**What needs to be done:**
Records follow. Pull out every line that contains "installation".

[BEGIN Task input]

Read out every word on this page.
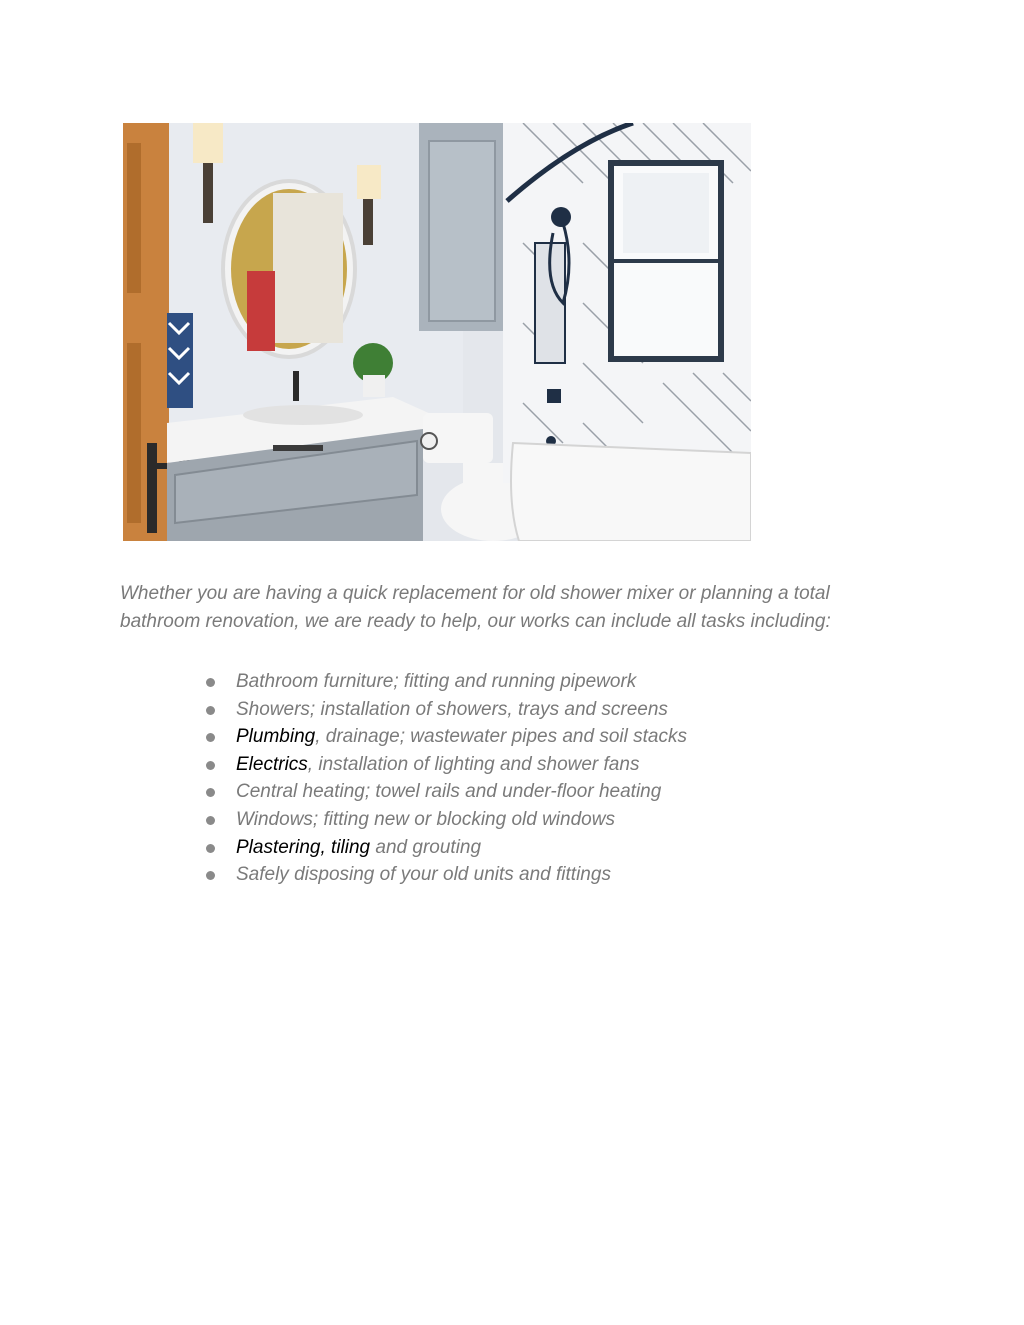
Whether you are having a quick replacement for old shower mixer or planning a total bathroom renovation, we are ready to help, our works can include all tasks including:

Bathroom furniture; fitting and running pipework
Showers; installation of showers, trays and screens
Plumbing, drainage; wastewater pipes and soil stacks
Electrics, installation of lighting and shower fans
Central heating; towel rails and under-floor heating
Windows; fitting new or blocking old windows
Plastering, tiling and grouting
Safely disposing of your old units and fittings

[END Task input]

**Solution for this task:**
Showers; installation of showers, trays and screens
Electrics, installation of lighting and shower fans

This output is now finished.